▶ [The task]: Report all lines holding "profession".

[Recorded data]
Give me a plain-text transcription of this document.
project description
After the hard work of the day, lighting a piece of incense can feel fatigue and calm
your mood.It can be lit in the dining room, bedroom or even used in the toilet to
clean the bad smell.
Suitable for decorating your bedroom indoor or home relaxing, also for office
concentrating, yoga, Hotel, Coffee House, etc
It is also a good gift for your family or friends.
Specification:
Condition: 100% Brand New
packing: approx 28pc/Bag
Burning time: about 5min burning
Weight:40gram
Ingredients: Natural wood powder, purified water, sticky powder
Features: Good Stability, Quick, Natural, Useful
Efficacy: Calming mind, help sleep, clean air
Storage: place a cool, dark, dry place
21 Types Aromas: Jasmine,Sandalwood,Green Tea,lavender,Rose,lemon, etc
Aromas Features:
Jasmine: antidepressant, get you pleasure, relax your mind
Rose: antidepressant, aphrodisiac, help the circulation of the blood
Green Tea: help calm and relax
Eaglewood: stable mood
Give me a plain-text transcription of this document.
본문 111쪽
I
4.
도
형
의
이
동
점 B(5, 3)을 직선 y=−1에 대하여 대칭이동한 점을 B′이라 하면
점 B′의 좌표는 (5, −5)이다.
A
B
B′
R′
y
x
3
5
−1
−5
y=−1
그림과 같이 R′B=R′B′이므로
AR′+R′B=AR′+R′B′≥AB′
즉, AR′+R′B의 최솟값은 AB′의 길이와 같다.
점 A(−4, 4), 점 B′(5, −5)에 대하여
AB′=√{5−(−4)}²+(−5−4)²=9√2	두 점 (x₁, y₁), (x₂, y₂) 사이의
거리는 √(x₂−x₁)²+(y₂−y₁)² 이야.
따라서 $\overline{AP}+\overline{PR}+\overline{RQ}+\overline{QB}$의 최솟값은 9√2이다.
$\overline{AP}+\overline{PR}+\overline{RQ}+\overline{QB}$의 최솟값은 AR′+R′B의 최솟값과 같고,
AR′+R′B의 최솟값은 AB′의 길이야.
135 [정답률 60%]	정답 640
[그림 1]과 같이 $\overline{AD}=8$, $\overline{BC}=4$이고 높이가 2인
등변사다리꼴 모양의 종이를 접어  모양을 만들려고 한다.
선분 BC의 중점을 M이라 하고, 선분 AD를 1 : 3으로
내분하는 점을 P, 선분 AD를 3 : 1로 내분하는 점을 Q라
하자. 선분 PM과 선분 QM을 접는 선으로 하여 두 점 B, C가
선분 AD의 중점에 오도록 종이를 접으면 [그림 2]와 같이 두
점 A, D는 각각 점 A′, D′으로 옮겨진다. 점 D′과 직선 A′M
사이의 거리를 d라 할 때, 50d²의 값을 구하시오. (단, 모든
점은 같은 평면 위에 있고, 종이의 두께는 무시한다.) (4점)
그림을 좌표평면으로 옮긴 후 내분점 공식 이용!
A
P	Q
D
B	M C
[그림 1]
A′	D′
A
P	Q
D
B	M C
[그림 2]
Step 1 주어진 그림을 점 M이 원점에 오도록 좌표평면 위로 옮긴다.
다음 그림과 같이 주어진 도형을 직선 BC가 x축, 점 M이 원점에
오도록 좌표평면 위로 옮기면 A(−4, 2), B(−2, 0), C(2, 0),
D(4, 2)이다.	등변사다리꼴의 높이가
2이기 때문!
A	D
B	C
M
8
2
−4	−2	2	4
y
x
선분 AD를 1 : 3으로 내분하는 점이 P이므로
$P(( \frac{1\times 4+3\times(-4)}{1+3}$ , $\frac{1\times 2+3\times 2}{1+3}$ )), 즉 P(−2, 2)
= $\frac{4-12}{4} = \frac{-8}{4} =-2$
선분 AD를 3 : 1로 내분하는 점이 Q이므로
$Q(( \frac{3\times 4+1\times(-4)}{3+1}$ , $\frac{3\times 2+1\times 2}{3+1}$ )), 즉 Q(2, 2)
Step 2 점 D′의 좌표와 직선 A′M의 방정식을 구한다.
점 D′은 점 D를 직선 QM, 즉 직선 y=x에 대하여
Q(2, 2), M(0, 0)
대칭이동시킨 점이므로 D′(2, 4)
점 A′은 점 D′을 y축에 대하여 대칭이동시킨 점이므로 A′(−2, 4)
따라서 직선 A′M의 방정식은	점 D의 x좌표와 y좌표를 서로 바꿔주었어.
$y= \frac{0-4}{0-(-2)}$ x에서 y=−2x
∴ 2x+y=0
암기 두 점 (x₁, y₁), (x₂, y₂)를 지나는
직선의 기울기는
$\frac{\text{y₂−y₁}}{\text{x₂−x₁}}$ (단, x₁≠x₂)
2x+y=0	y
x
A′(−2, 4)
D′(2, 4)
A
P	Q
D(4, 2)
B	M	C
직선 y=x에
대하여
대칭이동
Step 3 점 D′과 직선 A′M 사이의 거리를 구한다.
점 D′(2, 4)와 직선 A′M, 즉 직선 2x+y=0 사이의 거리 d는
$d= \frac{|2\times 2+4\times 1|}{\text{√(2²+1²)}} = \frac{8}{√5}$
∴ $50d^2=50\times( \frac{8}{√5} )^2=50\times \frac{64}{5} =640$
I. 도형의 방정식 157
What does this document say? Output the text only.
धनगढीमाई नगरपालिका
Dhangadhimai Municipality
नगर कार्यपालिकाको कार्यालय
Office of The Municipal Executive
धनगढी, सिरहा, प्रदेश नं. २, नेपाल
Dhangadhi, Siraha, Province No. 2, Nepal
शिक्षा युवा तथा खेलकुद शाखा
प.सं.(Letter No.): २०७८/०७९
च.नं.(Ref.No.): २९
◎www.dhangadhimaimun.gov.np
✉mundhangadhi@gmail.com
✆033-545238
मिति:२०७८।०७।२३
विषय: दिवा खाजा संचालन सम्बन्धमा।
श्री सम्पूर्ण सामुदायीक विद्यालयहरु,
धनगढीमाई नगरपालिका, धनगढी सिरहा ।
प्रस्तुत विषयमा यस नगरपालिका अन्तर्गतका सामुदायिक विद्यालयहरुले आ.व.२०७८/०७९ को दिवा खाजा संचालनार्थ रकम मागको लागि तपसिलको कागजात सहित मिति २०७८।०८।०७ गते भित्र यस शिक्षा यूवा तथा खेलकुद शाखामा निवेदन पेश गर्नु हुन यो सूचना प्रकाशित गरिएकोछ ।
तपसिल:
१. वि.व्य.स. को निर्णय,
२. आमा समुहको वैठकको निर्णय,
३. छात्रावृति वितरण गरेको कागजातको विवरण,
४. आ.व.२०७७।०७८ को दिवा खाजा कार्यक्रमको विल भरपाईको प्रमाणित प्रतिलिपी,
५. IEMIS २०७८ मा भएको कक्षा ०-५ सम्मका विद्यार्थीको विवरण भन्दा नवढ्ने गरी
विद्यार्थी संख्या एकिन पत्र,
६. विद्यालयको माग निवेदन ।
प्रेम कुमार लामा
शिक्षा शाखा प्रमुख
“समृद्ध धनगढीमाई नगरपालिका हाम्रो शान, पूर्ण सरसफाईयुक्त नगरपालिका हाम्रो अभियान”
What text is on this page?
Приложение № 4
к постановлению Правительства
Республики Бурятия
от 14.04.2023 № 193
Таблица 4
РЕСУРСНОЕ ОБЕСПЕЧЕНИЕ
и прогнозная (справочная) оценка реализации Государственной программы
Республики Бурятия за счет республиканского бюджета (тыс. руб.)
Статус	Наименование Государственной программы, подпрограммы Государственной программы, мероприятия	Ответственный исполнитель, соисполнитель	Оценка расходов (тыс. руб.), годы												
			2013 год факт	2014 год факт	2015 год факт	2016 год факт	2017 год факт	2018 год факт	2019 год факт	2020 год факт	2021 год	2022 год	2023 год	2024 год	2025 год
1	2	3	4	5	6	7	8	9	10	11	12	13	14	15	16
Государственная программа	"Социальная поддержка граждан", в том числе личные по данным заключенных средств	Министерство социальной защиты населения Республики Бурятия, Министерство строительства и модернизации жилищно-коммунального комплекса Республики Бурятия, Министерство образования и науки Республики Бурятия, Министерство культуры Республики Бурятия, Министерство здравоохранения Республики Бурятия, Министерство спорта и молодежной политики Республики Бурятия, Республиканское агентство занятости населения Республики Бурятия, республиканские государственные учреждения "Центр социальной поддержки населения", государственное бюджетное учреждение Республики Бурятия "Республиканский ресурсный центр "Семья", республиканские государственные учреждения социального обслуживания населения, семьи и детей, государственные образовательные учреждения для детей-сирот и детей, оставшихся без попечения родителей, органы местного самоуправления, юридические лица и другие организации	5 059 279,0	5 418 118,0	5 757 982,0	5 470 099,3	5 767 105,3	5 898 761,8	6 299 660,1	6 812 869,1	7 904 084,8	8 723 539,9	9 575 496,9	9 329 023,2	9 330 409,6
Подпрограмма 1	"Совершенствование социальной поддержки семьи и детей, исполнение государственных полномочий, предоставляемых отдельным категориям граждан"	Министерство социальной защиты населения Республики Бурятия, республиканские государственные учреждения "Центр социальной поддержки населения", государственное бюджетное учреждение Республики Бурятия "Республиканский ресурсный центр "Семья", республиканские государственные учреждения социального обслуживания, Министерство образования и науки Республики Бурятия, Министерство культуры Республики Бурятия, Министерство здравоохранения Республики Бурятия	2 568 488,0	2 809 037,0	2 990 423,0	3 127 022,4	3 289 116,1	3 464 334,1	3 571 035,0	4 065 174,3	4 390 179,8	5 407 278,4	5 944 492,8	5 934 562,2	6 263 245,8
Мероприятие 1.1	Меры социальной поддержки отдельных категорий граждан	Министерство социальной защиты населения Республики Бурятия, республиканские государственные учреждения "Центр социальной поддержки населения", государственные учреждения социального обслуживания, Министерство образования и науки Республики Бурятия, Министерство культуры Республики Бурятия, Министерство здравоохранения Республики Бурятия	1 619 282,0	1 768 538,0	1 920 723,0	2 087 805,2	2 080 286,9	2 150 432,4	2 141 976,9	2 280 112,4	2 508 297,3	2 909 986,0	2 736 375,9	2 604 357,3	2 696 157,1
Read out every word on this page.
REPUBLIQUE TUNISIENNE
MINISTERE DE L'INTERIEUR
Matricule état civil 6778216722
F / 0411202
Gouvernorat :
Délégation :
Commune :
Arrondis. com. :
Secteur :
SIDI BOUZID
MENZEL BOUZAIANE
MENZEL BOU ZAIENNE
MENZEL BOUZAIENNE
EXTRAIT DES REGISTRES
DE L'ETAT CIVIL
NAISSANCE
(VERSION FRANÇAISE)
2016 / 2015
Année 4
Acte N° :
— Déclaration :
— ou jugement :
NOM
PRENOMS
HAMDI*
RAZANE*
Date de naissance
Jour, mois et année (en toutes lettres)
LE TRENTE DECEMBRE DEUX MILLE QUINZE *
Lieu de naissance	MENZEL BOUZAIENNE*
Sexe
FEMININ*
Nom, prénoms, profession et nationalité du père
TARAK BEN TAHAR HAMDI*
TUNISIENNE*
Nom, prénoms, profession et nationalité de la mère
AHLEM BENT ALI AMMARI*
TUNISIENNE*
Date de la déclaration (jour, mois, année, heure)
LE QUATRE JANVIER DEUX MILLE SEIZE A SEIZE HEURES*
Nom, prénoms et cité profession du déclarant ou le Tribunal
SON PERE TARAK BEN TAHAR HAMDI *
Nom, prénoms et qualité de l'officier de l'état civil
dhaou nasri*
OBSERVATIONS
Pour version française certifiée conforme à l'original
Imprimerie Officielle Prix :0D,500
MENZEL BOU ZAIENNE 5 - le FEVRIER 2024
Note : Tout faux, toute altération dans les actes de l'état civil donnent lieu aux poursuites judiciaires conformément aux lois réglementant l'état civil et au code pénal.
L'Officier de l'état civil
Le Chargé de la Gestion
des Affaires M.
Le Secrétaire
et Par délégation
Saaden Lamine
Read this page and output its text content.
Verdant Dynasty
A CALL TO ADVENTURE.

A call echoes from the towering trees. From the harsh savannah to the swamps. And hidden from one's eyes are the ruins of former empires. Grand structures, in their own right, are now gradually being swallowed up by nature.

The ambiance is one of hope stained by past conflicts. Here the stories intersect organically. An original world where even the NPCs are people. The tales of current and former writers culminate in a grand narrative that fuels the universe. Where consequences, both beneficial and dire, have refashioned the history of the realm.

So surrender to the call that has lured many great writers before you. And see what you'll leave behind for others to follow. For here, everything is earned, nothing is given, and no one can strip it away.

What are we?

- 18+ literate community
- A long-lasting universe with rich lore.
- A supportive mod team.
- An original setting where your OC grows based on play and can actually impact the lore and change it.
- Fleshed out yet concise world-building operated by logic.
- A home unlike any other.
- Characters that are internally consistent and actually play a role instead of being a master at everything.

▶ [Expected answer]:
Nom, prénoms, profession et nationalité du père
Nom, prénoms, profession et nationalité de la mère
Nom, prénoms et cité profession du déclarant ou le Tribunal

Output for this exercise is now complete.